* **Set exercise**:
Pictures are not part of the copy; repeat everything else in the records exactly.

* **Task material**:
+ + + + + + +

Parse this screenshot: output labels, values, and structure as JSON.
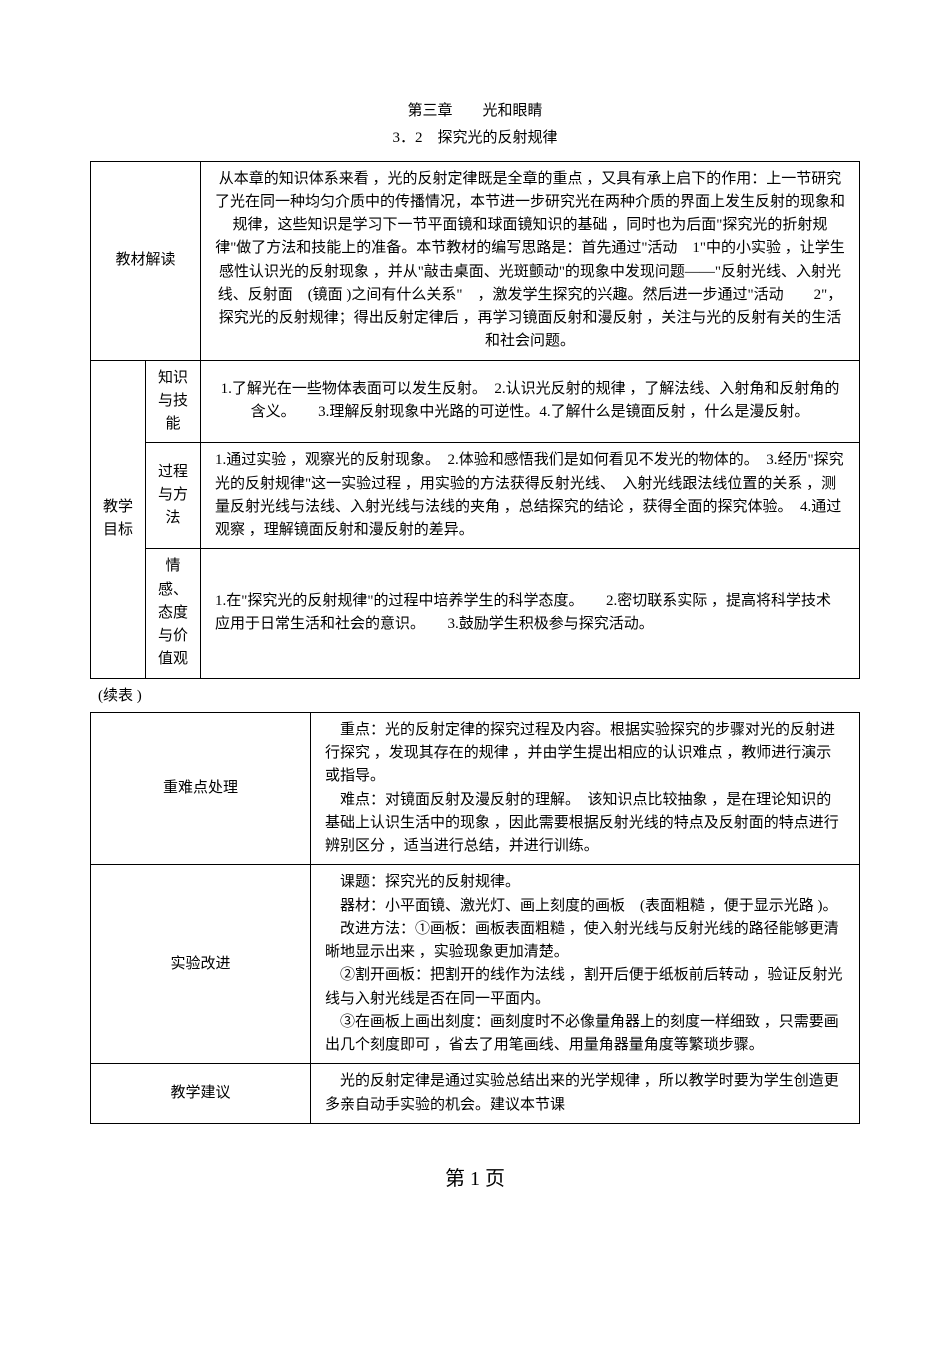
{
  "header": {
    "chapter": "第三章　　光和眼睛",
    "section": "3．2　探究光的反射规律"
  },
  "table1": {
    "r1": {
      "label": "教材解读",
      "content": "从本章的知识体系来看 ，光的反射定律既是全章的重点 ，又具有承上启下的作用：上一节研究了光在同一种均匀介质中的传播情况，本节进一步研究光在两种介质的界面上发生反射的现象和规律，这些知识是学习下一节平面镜和球面镜知识的基础 ，同时也为后面\"探究光的折射规律\"做了方法和技能上的准备。本节教材的编写思路是：首先通过\"活动　1\"中的小实验 ，让学生感性认识光的反射现象 ，并从\"敲击桌面、光斑颤动\"的现象中发现问题——\"反射光线、入射光线、反射面　(镜面 )之间有什么关系\"　，激发学生探究的兴趣。然后进一步通过\"活动　　2\"， 探究光的反射规律；得出反射定律后 ，再学习镜面反射和漫反射 ，关注与光的反射有关的生活和社会问题。"
    },
    "r2": {
      "label": "教学目标",
      "sub1_label": "知识与技能",
      "sub1_content": "1.了解光在一些物体表面可以发生反射。　2.认识光反射的规律 ，了解法线、入射角和反射角的含义。　　3.理解反射现象中光路的可逆性。4.了解什么是镜面反射 ，什么是漫反射。",
      "sub2_label": "过程与方法",
      "sub2_content": "1.通过实验 ，观察光的反射现象。　2.体验和感悟我们是如何看见不发光的物体的。　3.经历\"探究光的反射规律\"这一实验过程 ，用实验的方法获得反射光线、　入射光线跟法线位置的关系 ，测量反射光线与法线、入射光线与法线的夹角 ，总结探究的结论 ，获得全面的探究体验。　4.通过观察 ，理解镜面反射和漫反射的差异。",
      "sub3_label": "情感、态度与价值观",
      "sub3_content": "1.在\"探究光的反射规律\"的过程中培养学生的科学态度。　　2.密切联系实际 ，提高将科学技术应用于日常生活和社会的意识。　　3.鼓励学生积极参与探究活动。"
    }
  },
  "continuation": "(续表 )",
  "table2": {
    "r1": {
      "label": "重难点处理",
      "content": "　重点：光的反射定律的探究过程及内容。根据实验探究的步骤对光的反射进行探究 ，发现其存在的规律 ，并由学生提出相应的认识难点 ，教师进行演示或指导。\n　难点：对镜面反射及漫反射的理解。　该知识点比较抽象 ，是在理论知识的基础上认识生活中的现象 ，因此需要根据反射光线的特点及反射面的特点进行辨别区分 ，适当进行总结，并进行训练。"
    },
    "r2": {
      "label": "实验改进",
      "content": "　课题：探究光的反射规律。\n　器材：小平面镜、激光灯、画上刻度的画板　(表面粗糙 ，便于显示光路 )。\n　改进方法：①画板：画板表面粗糙 ，使入射光线与反射光线的路径能够更清晰地显示出来 ，实验现象更加清楚。\n　②割开画板：把割开的线作为法线 ，割开后便于纸板前后转动 ，验证反射光线与入射光线是否在同一平面内。\n　③在画板上画出刻度：画刻度时不必像量角器上的刻度一样细致 ，只需要画出几个刻度即可 ，省去了用笔画线、用量角器量角度等繁琐步骤。"
    },
    "r3": {
      "label": "教学建议",
      "content": "　光的反射定律是通过实验总结出来的光学规律 ，所以教学时要为学生创造更多亲自动手实验的机会。建议本节课"
    }
  },
  "footer": "第 1 页"
}
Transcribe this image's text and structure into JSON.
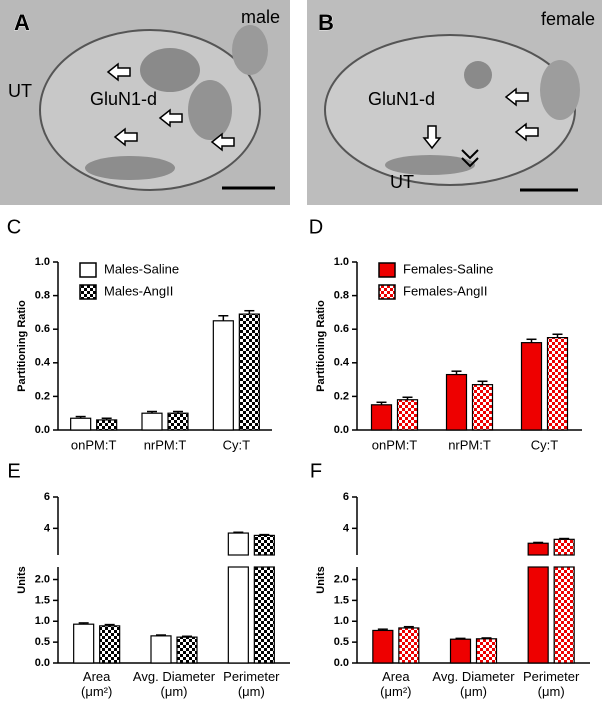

+ + + + + + +

* **Final result**:
Parse this screenshot: output labels, values, and structure as JSON.
{
  "header": {
    "chapter": "第三章　　光和眼睛",
    "section": "3．2　探究光的反射规律"
  },
  "table1": {
    "r1": {
      "label": "教材解读",
      "content": "从本章的知识体系来看 ，光的反射定律既是全章的重点 ，又具有承上启下的作用：上一节研究了光在同一种均匀介质中的传播情况，本节进一步研究光在两种介质的界面上发生反射的现象和规律，这些知识是学习下一节平面镜和球面镜知识的基础 ，同时也为后面\"探究光的折射规律\"做了方法和技能上的准备。本节教材的编写思路是：首先通过\"活动　1\"中的小实验 ，让学生感性认识光的反射现象 ，并从\"敲击桌面、光斑颤动\"的现象中发现问题——\"反射光线、入射光线、反射面　(镜面 )之间有什么关系\"　，激发学生探究的兴趣。然后进一步通过\"活动　　2\"， 探究光的反射规律；得出反射定律后 ，再学习镜面反射和漫反射 ，关注与光的反射有关的生活和社会问题。"
    },
    "r2": {
      "label": "教学目标",
      "sub1_label": "知识与技能",
      "sub1_content": "1.了解光在一些物体表面可以发生反射。　2.认识光反射的规律 ，了解法线、入射角和反射角的含义。　　3.理解反射现象中光路的可逆性。4.了解什么是镜面反射 ，什么是漫反射。",
      "sub2_label": "过程与方法",
      "sub2_content": "1.通过实验 ，观察光的反射现象。　2.体验和感悟我们是如何看见不发光的物体的。　3.经历\"探究光的反射规律\"这一实验过程 ，用实验的方法获得反射光线、　入射光线跟法线位置的关系 ，测量反射光线与法线、入射光线与法线的夹角 ，总结探究的结论 ，获得全面的探究体验。　4.通过观察 ，理解镜面反射和漫反射的差异。",
      "sub3_label": "情感、态度与价值观",
      "sub3_content": "1.在\"探究光的反射规律\"的过程中培养学生的科学态度。　　2.密切联系实际 ，提高将科学技术应用于日常生活和社会的意识。　　3.鼓励学生积极参与探究活动。"
    }
  },
  "continuation": "(续表 )",
  "table2": {
    "r1": {
      "label": "重难点处理",
      "content": "　重点：光的反射定律的探究过程及内容。根据实验探究的步骤对光的反射进行探究 ，发现其存在的规律 ，并由学生提出相应的认识难点 ，教师进行演示或指导。\n　难点：对镜面反射及漫反射的理解。　该知识点比较抽象 ，是在理论知识的基础上认识生活中的现象 ，因此需要根据反射光线的特点及反射面的特点进行辨别区分 ，适当进行总结，并进行训练。"
    },
    "r2": {
      "label": "实验改进",
      "content": "　课题：探究光的反射规律。\n　器材：小平面镜、激光灯、画上刻度的画板　(表面粗糙 ，便于显示光路 )。\n　改进方法：①画板：画板表面粗糙 ，使入射光线与反射光线的路径能够更清晰地显示出来 ，实验现象更加清楚。\n　②割开画板：把割开的线作为法线 ，割开后便于纸板前后转动 ，验证反射光线与入射光线是否在同一平面内。\n　③在画板上画出刻度：画刻度时不必像量角器上的刻度一样细致 ，只需要画出几个刻度即可 ，省去了用笔画线、用量角器量角度等繁琐步骤。"
    },
    "r3": {
      "label": "教学建议",
      "content": "　光的反射定律是通过实验总结出来的光学规律 ，所以教学时要为学生创造更多亲自动手实验的机会。建议本节课"
    }
  },
  "footer": "第 1 页"
}
Transcribe this image's text and structure into JSON.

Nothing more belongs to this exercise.